:: Records from a collection ::
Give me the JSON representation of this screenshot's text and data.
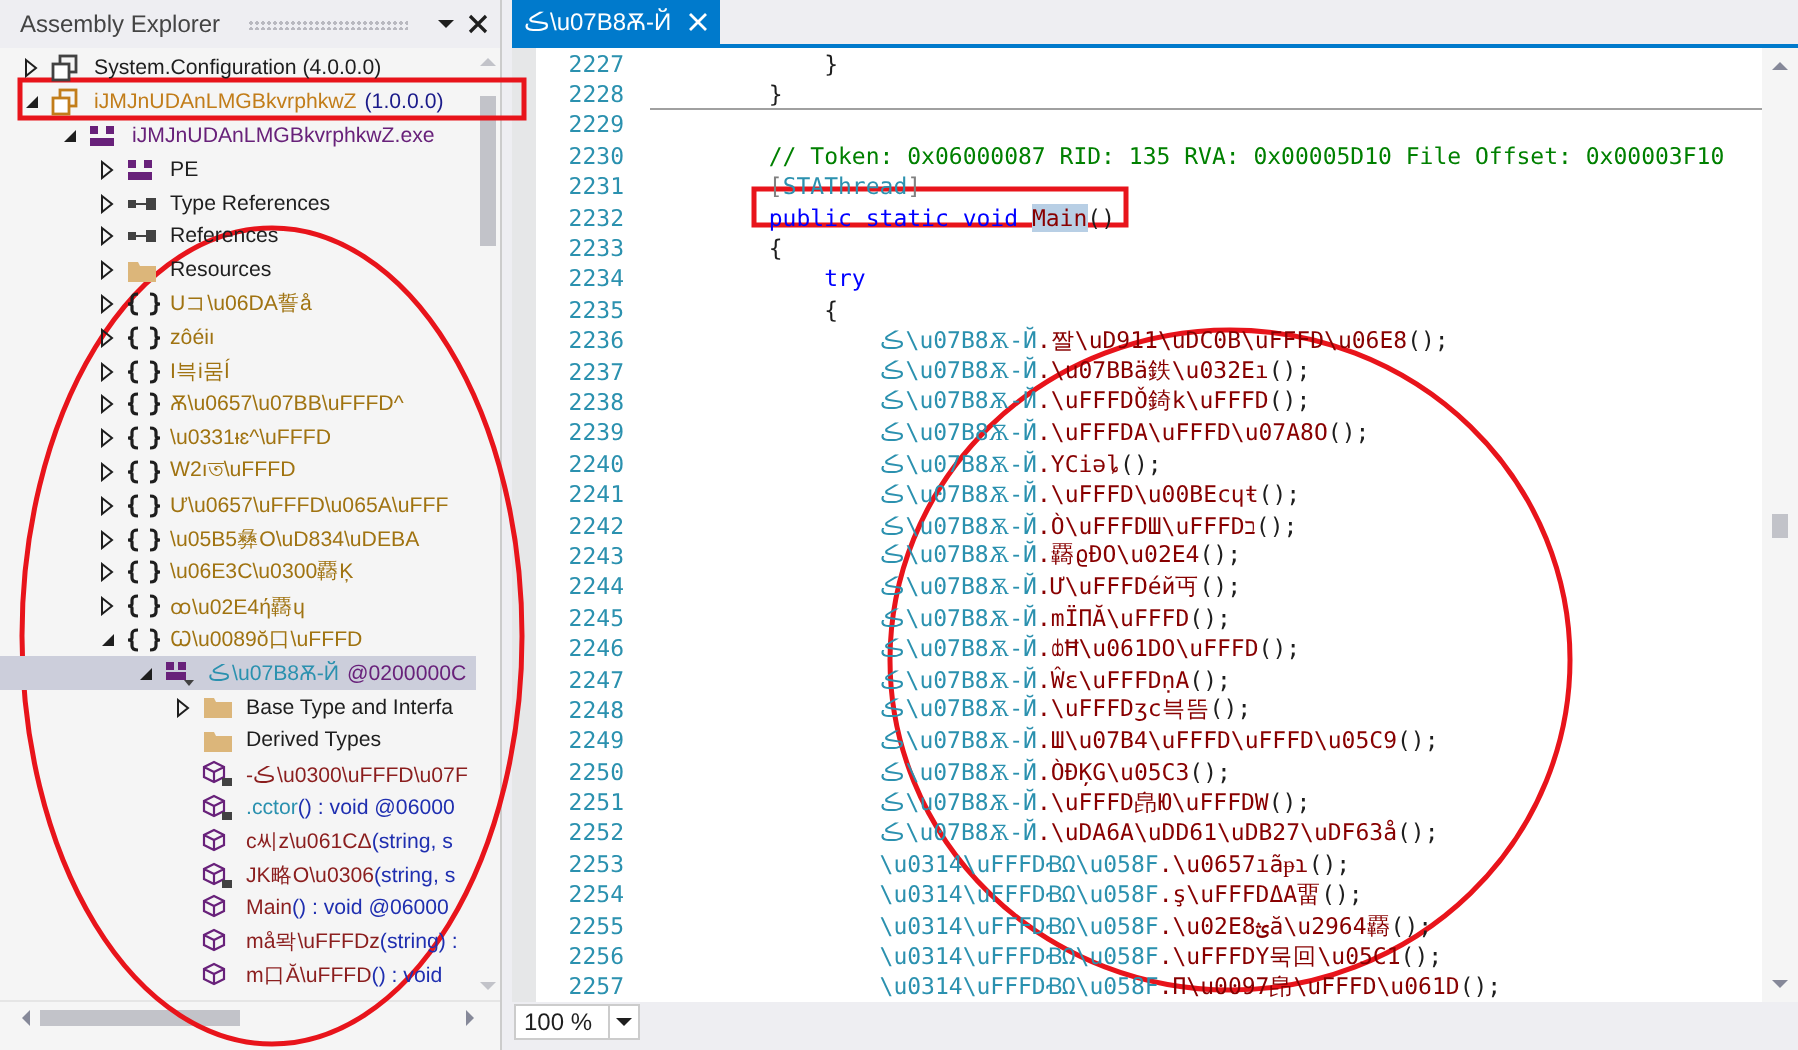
{
  "explorer": {
    "title": "Assembly Explorer"
  },
  "tree": [
    {
      "kind": "assembly",
      "label": "System.Configuration (4.0.0.0)",
      "expanded": false,
      "selected": false
    },
    {
      "kind": "assembly",
      "label": "iJMJnUDAnLMGBkvrphkwZ",
      "version": "(1.0.0.0)",
      "expanded": true,
      "selected": false,
      "children": [
        {
          "kind": "module",
          "label": "iJMJnUDAnLMGBkvrphkwZ.exe",
          "expanded": true,
          "selected": false,
          "children": [
            {
              "kind": "pe",
              "label": "PE",
              "expanded": false,
              "selected": false
            },
            {
              "kind": "references",
              "label": "Type References",
              "expanded": false,
              "selected": false
            },
            {
              "kind": "references",
              "label": "References",
              "expanded": false,
              "selected": false
            },
            {
              "kind": "folder",
              "label": "Resources",
              "expanded": false,
              "selected": false
            },
            {
              "kind": "namespace",
              "label": "Uコ\\u06DA誓å",
              "expanded": false,
              "selected": false
            },
            {
              "kind": "namespace",
              "label": "zôéiı",
              "expanded": false,
              "selected": false
            },
            {
              "kind": "namespace",
              "label": "I븍i뭄ĺ",
              "expanded": false,
              "selected": false
            },
            {
              "kind": "namespace",
              "label": "Ѫ\\u0657\\u07BB\\uFFFD^",
              "expanded": false,
              "selected": false
            },
            {
              "kind": "namespace",
              "label": "\\u0331ᵻɛ^\\uFFFD",
              "expanded": false,
              "selected": false
            },
            {
              "kind": "namespace",
              "label": "W2ıত\\uFFFD",
              "expanded": false,
              "selected": false
            },
            {
              "kind": "namespace",
              "label": "Ư\\u0657\\uFFFD\\u065A\\uFFF",
              "expanded": false,
              "selected": false
            },
            {
              "kind": "namespace",
              "label": "\\u05B5彝O\\uD834\\uDEBA",
              "expanded": false,
              "selected": false
            },
            {
              "kind": "namespace",
              "label": "\\u06E3C\\u0300覉Ķ",
              "expanded": false,
              "selected": false
            },
            {
              "kind": "namespace",
              "label": "ꝏ\\u02E4ή覉ɥ",
              "expanded": false,
              "selected": false
            },
            {
              "kind": "namespace",
              "label": "Ꞷ\\u0089ŏ口\\uFFFD",
              "expanded": true,
              "selected": false,
              "children": [
                {
                  "kind": "class",
                  "label": "ڪ\\u07B8Ѫ-Й",
                  "token": "@0200000C",
                  "expanded": true,
                  "selected": true,
                  "children": [
                    {
                      "kind": "folder",
                      "label": "Base Type and Interfa",
                      "expanded": false,
                      "selected": false
                    },
                    {
                      "kind": "folder",
                      "label": "Derived Types",
                      "selected": false
                    },
                    {
                      "kind": "method",
                      "label": "-ڪ\\u0300\\uFFFD\\u07F",
                      "locked": true,
                      "selected": false
                    },
                    {
                      "kind": "constructor",
                      "label": ".cctor",
                      "signature": "() : void @06000",
                      "locked": true,
                      "selected": false
                    },
                    {
                      "kind": "method",
                      "label": "c씨z\\u061CΔ",
                      "signature": "(string, s",
                      "locked": false,
                      "selected": false
                    },
                    {
                      "kind": "method",
                      "label": "JK略O\\u0306",
                      "signature": "(string, s",
                      "locked": true,
                      "selected": false
                    },
                    {
                      "kind": "method",
                      "label": "Main",
                      "signature": "() : void @06000",
                      "locked": false,
                      "selected": false
                    },
                    {
                      "kind": "method",
                      "label": "må뫅\\uFFFDz",
                      "signature": "(string) :",
                      "locked": false,
                      "selected": false
                    },
                    {
                      "kind": "method",
                      "label": "m口Ă\\uFFFD",
                      "signature": "() : void",
                      "locked": false,
                      "selected": false
                    }
                  ]
                }
              ]
            }
          ]
        }
      ]
    }
  ],
  "tab": {
    "label": "ڪ\\u07B8Ѫ-Й",
    "selected": true
  },
  "code_lines": [
    {
      "number": "2227",
      "segments": [
        {
          "kind": "plain",
          "text": "            }"
        }
      ]
    },
    {
      "number": "2228",
      "separator_below": true,
      "segments": [
        {
          "kind": "plain",
          "text": "        }"
        }
      ]
    },
    {
      "number": "2229"
    },
    {
      "number": "2230",
      "segments": [
        {
          "kind": "comment",
          "text": "        // Token: 0x06000087 RID: 135 RVA: 0x00005D10 File Offset: 0x00003F10"
        }
      ]
    },
    {
      "number": "2231",
      "segments": [
        {
          "kind": "punct",
          "text": "        ["
        },
        {
          "kind": "type",
          "text": "STAThread"
        },
        {
          "kind": "punct",
          "text": "]"
        }
      ]
    },
    {
      "number": "2232",
      "segments": [
        {
          "kind": "keyword",
          "text": "        public static void "
        },
        {
          "kind": "highlight",
          "text": "Main"
        },
        {
          "kind": "plain",
          "text": "()"
        }
      ]
    },
    {
      "number": "2233",
      "segments": [
        {
          "kind": "plain",
          "text": "        {"
        }
      ]
    },
    {
      "number": "2234",
      "segments": [
        {
          "kind": "keyword",
          "text": "            try"
        }
      ]
    },
    {
      "number": "2235",
      "segments": [
        {
          "kind": "plain",
          "text": "            {"
        }
      ]
    },
    {
      "number": "2236",
      "segments": [
        {
          "kind": "type",
          "text": "                ڪ\\u07B8Ѫ-Й"
        },
        {
          "kind": "method",
          "text": ".짤\\uD911\\uDC0B\\uFFFD\\u06E8"
        },
        {
          "kind": "plain",
          "text": "();"
        }
      ]
    },
    {
      "number": "2237",
      "segments": [
        {
          "kind": "type",
          "text": "                ڪ\\u07B8Ѫ-Й"
        },
        {
          "kind": "method",
          "text": ".\\u07BBä鉄\\u032Eı"
        },
        {
          "kind": "plain",
          "text": "();"
        }
      ]
    },
    {
      "number": "2238",
      "segments": [
        {
          "kind": "type",
          "text": "                ڪ\\u07B8Ѫ-Й"
        },
        {
          "kind": "method",
          "text": ".\\uFFFDǑ錡k\\uFFFD"
        },
        {
          "kind": "plain",
          "text": "();"
        }
      ]
    },
    {
      "number": "2239",
      "segments": [
        {
          "kind": "type",
          "text": "                ڪ\\u07B8Ѫ-Й"
        },
        {
          "kind": "method",
          "text": ".\\uFFFDA\\uFFFD\\u07A8O"
        },
        {
          "kind": "plain",
          "text": "();"
        }
      ]
    },
    {
      "number": "2240",
      "segments": [
        {
          "kind": "type",
          "text": "                ڪ\\u07B8Ѫ-Й"
        },
        {
          "kind": "method",
          "text": ".ҮCiǝȴ"
        },
        {
          "kind": "plain",
          "text": "();"
        }
      ]
    },
    {
      "number": "2241",
      "segments": [
        {
          "kind": "type",
          "text": "                ڪ\\u07B8Ѫ-Й"
        },
        {
          "kind": "method",
          "text": ".\\uFFFD\\u00BEcɥŧ"
        },
        {
          "kind": "plain",
          "text": "();"
        }
      ]
    },
    {
      "number": "2242",
      "segments": [
        {
          "kind": "type",
          "text": "                ڪ\\u07B8Ѫ-Й"
        },
        {
          "kind": "method",
          "text": ".Ò\\uFFFDШ\\uFFFDב"
        },
        {
          "kind": "plain",
          "text": "();"
        }
      ]
    },
    {
      "number": "2243",
      "segments": [
        {
          "kind": "type",
          "text": "                ڪ\\u07B8Ѫ-Й"
        },
        {
          "kind": "method",
          "text": ".覉ϱÐO\\u02E4"
        },
        {
          "kind": "plain",
          "text": "();"
        }
      ]
    },
    {
      "number": "2244",
      "segments": [
        {
          "kind": "type",
          "text": "                ڪ\\u07B8Ѫ-Й"
        },
        {
          "kind": "method",
          "text": ".Ư\\uFFFDéй丏"
        },
        {
          "kind": "plain",
          "text": "();"
        }
      ]
    },
    {
      "number": "2245",
      "segments": [
        {
          "kind": "type",
          "text": "                ڪ\\u07B8Ѫ-Й"
        },
        {
          "kind": "method",
          "text": ".mÏΠĂ\\uFFFD"
        },
        {
          "kind": "plain",
          "text": "();"
        }
      ]
    },
    {
      "number": "2246",
      "segments": [
        {
          "kind": "type",
          "text": "                ڪ\\u07B8Ѫ-Й"
        },
        {
          "kind": "method",
          "text": ".ȸĦ\\u061DO\\uFFFD"
        },
        {
          "kind": "plain",
          "text": "();"
        }
      ]
    },
    {
      "number": "2247",
      "segments": [
        {
          "kind": "type",
          "text": "                ڪ\\u07B8Ѫ-Й"
        },
        {
          "kind": "method",
          "text": ".Ŵɛ\\uFFFDṇA"
        },
        {
          "kind": "plain",
          "text": "();"
        }
      ]
    },
    {
      "number": "2248",
      "segments": [
        {
          "kind": "type",
          "text": "                ڪ\\u07B8Ѫ-Й"
        },
        {
          "kind": "method",
          "text": ".\\uFFFDʒc븍뜸"
        },
        {
          "kind": "plain",
          "text": "();"
        }
      ]
    },
    {
      "number": "2249",
      "segments": [
        {
          "kind": "type",
          "text": "                ڪ\\u07B8Ѫ-Й"
        },
        {
          "kind": "method",
          "text": ".Ш\\u07B4\\uFFFD\\uFFFD\\u05C9"
        },
        {
          "kind": "plain",
          "text": "();"
        }
      ]
    },
    {
      "number": "2250",
      "segments": [
        {
          "kind": "type",
          "text": "                ڪ\\u07B8Ѫ-Й"
        },
        {
          "kind": "method",
          "text": ".ÒĐĶG\\u05C3"
        },
        {
          "kind": "plain",
          "text": "();"
        }
      ]
    },
    {
      "number": "2251",
      "segments": [
        {
          "kind": "type",
          "text": "                ڪ\\u07B8Ѫ-Й"
        },
        {
          "kind": "method",
          "text": ".\\uFFFD皍Ю\\uFFFDW"
        },
        {
          "kind": "plain",
          "text": "();"
        }
      ]
    },
    {
      "number": "2252",
      "segments": [
        {
          "kind": "type",
          "text": "                ڪ\\u07B8Ѫ-Й"
        },
        {
          "kind": "method",
          "text": ".\\uDA6A\\uDD61\\uDB27\\uDF63å"
        },
        {
          "kind": "plain",
          "text": "();"
        }
      ]
    },
    {
      "number": "2253",
      "segments": [
        {
          "kind": "type",
          "text": "                \\u0314\\uFFFDꞖΩ\\u058F"
        },
        {
          "kind": "method",
          "text": ".\\u0657ıãᵽɿ"
        },
        {
          "kind": "plain",
          "text": "();"
        }
      ]
    },
    {
      "number": "2254",
      "segments": [
        {
          "kind": "type",
          "text": "                \\u0314\\uFFFDꞖΩ\\u058F"
        },
        {
          "kind": "method",
          "text": ".ş\\uFFFDΔA畱"
        },
        {
          "kind": "plain",
          "text": "();"
        }
      ]
    },
    {
      "number": "2255",
      "segments": [
        {
          "kind": "type",
          "text": "                \\u0314\\uFFFDꞖΩ\\u058F"
        },
        {
          "kind": "method",
          "text": ".\\u02E8ؿă\\u2964覉"
        },
        {
          "kind": "plain",
          "text": "();"
        }
      ]
    },
    {
      "number": "2256",
      "segments": [
        {
          "kind": "type",
          "text": "                \\u0314\\uFFFDꞖΩ\\u058F"
        },
        {
          "kind": "method",
          "text": ".\\uFFFDY묵回\\u05C1"
        },
        {
          "kind": "plain",
          "text": "();"
        }
      ]
    },
    {
      "number": "2257",
      "segments": [
        {
          "kind": "type",
          "text": "                \\u0314\\uFFFDꞖΩ\\u058F"
        },
        {
          "kind": "method",
          "text": ".Π\\u0097皍\\uFFFD\\u061D"
        },
        {
          "kind": "plain",
          "text": "();"
        }
      ]
    }
  ],
  "zoom": {
    "value": "100 %"
  }
}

:: Required work ::
Pull out every line of the records above that contains the word "children".

:: Answer for this exercise ::
      "children": [
          "children": [
              "children": [
                  "children": [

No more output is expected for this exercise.